_Work instruction 1:_ Write out the passage of the blog post on immigration detention starting with "Who's your daddy?" and going on through "boats, is who.".
_Work instruction 2:_ According to the blog post on immigration detention, which company profits from the Australian immigration detention system?
━━━ Extract provided
Pages

Thursday 22 September 2011

Who's your daddy?

Don't be fooled by this immigration detention crap. All you have to do is follow the money. Who has the most to gain from the Australian immigration detention system? Who has the most to gain from whipping mouth-breathers into a frenzy of hatred and blind fear? Serco, making a profit out of the agony misfortune of those poor bastards coming in on boats, is who. 

This alleged debate is completely at odds with who we are, subverts our real culture which was once based on immigration and inclusion. We are being manipulated by those bastards to keep it going. A UK corporation, Serco is little better than big mining, gouging giant holes in our social fabric and disrupting social cohesion. I don't know about you, but I'm not really that comfortable about the reach of these pricks. For my money there's a bit of a moral problem inherent in making squillions of bucks out of misery.

So, has anything changed since the Australian invasion 200 yrs ago? We will all be convicts soon. 

3 comments:

  1. Hughesy, this rhetoric is completely over the top. Our immigration system is all inclusive, with Europeans now representing a relatively small percentage of arrivals. Our immigration system is as multi-cultural as it gets. Check out the stats for Chrissake.
━━━━━━
━━━ Material shown
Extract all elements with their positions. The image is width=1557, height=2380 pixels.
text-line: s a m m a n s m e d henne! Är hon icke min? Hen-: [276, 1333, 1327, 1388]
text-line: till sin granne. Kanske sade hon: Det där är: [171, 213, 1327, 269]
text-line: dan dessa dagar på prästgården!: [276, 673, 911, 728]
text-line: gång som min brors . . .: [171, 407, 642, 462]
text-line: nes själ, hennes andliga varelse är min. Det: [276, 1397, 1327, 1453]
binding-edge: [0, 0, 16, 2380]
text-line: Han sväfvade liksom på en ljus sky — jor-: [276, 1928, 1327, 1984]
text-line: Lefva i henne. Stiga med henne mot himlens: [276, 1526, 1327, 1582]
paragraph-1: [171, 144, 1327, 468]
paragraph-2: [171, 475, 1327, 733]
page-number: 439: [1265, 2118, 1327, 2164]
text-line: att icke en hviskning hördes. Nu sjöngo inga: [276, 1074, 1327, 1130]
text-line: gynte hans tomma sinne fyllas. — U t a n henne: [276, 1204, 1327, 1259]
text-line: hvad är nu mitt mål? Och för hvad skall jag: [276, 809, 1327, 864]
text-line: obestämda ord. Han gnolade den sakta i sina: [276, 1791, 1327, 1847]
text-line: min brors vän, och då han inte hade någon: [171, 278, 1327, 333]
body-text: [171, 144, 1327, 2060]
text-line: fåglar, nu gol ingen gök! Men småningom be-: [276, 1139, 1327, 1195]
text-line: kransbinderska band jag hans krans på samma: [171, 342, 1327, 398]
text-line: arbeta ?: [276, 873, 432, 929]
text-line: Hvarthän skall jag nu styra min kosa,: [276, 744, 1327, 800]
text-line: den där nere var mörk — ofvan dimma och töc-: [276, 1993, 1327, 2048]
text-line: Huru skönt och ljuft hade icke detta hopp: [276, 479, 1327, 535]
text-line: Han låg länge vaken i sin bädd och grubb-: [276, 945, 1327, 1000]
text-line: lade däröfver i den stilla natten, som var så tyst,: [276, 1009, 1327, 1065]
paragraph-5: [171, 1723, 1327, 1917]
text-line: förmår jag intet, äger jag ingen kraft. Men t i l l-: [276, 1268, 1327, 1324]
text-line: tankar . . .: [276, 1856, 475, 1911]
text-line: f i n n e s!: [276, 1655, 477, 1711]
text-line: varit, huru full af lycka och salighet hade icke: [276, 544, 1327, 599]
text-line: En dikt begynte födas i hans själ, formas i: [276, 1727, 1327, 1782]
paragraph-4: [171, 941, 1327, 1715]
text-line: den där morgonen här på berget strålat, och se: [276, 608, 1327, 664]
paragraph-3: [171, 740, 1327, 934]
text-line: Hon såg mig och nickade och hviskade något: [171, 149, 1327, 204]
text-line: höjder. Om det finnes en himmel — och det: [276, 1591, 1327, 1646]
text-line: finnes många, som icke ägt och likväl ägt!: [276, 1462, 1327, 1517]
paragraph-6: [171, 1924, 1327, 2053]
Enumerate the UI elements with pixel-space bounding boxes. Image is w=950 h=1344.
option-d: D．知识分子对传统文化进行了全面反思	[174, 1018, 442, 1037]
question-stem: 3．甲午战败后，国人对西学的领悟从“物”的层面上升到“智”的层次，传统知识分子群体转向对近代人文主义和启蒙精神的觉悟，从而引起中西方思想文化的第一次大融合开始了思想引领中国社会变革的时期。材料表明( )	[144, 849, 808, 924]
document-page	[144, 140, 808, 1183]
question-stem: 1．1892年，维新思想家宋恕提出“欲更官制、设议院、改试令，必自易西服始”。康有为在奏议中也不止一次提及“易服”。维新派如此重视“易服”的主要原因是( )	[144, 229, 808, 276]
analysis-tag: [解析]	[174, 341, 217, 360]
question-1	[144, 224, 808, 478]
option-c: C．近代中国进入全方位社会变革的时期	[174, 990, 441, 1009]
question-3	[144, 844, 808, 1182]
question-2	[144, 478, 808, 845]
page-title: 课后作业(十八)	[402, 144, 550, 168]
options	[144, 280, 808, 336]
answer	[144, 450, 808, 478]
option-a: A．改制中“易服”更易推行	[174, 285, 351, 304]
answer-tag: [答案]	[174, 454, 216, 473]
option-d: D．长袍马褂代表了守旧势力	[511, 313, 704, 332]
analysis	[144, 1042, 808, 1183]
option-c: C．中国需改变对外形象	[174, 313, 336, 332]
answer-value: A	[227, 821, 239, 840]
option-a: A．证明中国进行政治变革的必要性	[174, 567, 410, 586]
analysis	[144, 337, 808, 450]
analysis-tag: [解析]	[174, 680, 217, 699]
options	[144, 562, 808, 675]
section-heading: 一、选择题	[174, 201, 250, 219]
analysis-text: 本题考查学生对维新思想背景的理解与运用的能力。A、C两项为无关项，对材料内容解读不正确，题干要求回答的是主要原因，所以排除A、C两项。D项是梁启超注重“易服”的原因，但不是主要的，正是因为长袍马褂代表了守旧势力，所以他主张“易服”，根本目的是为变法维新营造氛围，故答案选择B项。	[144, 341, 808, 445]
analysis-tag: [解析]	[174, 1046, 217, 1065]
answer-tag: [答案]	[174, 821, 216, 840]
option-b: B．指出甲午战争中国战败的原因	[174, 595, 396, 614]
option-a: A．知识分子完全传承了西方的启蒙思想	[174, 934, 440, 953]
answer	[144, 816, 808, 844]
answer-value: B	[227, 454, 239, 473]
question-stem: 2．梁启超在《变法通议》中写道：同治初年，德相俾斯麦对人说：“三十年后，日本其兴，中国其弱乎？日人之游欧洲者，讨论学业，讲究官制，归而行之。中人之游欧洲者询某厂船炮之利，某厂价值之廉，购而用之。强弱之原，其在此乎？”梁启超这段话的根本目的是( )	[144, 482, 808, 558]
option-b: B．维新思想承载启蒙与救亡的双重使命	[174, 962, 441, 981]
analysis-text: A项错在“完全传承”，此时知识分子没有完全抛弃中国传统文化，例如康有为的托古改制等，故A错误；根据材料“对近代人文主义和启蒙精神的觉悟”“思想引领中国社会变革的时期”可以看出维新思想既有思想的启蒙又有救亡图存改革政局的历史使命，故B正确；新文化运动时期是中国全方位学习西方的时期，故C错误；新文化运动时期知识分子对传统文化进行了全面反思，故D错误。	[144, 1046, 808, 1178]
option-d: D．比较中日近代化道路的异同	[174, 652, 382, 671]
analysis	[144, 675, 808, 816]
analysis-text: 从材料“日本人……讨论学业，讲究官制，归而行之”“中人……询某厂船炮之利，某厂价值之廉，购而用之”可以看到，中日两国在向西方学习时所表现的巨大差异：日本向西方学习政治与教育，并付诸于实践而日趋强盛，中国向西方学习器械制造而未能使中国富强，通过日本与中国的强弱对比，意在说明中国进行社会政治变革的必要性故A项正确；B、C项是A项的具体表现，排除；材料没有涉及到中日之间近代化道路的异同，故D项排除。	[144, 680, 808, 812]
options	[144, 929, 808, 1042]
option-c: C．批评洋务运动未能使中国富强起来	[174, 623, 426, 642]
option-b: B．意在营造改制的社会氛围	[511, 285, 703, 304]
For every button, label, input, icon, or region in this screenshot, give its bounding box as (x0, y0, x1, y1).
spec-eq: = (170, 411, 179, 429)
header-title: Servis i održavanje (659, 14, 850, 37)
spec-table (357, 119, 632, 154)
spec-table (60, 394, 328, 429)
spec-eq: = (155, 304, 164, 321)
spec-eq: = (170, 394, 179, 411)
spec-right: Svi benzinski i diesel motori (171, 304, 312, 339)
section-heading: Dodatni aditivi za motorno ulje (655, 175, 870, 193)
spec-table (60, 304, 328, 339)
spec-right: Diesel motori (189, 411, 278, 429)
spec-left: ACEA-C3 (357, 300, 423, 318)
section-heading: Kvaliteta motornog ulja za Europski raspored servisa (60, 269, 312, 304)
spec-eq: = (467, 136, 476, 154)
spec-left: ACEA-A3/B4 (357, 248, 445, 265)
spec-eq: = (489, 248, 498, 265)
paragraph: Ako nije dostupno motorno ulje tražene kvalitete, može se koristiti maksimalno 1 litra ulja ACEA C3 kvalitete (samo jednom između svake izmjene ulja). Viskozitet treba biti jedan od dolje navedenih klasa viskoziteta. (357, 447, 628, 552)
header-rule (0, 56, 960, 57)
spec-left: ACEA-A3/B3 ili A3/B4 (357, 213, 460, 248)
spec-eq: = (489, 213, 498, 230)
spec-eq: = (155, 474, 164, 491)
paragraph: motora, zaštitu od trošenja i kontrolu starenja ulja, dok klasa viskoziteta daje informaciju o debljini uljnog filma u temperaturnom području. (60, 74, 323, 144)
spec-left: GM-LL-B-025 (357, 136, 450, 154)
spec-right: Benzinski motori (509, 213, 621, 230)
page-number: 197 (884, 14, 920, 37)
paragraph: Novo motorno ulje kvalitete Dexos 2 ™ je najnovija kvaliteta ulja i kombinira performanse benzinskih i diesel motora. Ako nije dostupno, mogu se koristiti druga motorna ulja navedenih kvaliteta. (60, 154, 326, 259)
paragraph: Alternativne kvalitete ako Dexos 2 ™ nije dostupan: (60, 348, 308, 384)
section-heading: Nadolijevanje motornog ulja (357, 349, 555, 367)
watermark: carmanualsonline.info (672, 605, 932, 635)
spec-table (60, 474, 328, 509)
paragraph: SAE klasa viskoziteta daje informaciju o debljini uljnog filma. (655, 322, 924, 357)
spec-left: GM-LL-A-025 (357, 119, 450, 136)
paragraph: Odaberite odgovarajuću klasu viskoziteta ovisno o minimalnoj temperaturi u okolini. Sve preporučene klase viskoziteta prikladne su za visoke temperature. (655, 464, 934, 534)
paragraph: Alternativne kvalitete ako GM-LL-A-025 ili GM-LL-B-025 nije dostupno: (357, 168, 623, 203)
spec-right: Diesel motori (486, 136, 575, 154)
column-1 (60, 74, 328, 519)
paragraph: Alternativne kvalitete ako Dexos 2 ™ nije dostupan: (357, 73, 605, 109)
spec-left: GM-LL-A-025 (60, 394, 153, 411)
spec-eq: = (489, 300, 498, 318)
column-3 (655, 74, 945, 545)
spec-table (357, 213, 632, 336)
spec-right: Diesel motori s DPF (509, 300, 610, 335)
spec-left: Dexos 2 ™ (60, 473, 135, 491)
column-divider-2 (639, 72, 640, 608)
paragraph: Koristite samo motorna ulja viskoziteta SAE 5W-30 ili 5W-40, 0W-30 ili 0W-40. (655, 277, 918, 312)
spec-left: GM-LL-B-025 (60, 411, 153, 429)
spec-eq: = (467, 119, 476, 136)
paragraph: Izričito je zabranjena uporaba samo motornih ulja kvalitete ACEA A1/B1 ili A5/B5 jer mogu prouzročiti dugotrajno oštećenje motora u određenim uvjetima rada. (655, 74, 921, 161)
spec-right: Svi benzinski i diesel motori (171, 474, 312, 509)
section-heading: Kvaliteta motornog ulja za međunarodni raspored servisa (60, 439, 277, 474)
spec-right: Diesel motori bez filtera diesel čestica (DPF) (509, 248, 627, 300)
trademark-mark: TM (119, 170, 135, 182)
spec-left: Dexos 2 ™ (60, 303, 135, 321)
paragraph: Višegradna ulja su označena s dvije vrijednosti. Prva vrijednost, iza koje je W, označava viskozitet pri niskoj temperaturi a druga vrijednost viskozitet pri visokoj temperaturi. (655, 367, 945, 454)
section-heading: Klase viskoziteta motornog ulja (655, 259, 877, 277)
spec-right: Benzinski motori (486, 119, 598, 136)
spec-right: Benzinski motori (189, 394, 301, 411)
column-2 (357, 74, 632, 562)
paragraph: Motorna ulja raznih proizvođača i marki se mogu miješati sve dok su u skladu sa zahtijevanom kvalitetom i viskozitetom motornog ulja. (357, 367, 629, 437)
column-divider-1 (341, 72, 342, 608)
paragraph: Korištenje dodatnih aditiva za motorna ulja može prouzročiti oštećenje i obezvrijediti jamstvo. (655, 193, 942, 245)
━━━━━━
_Exercise result 1:_
Who's your daddy?

Don't be fooled by this immigration detention crap. All you have to do is follow the money. Who has the most to gain from the Australian immigration detention system? Who has the most to gain from whipping mouth-breathers into a frenzy of hatred and blind fear? Serco, making a profit out of the agony misfortune of those poor bastards coming in on boats, is who.

_Exercise result 2:_ Serco, a UK corporation.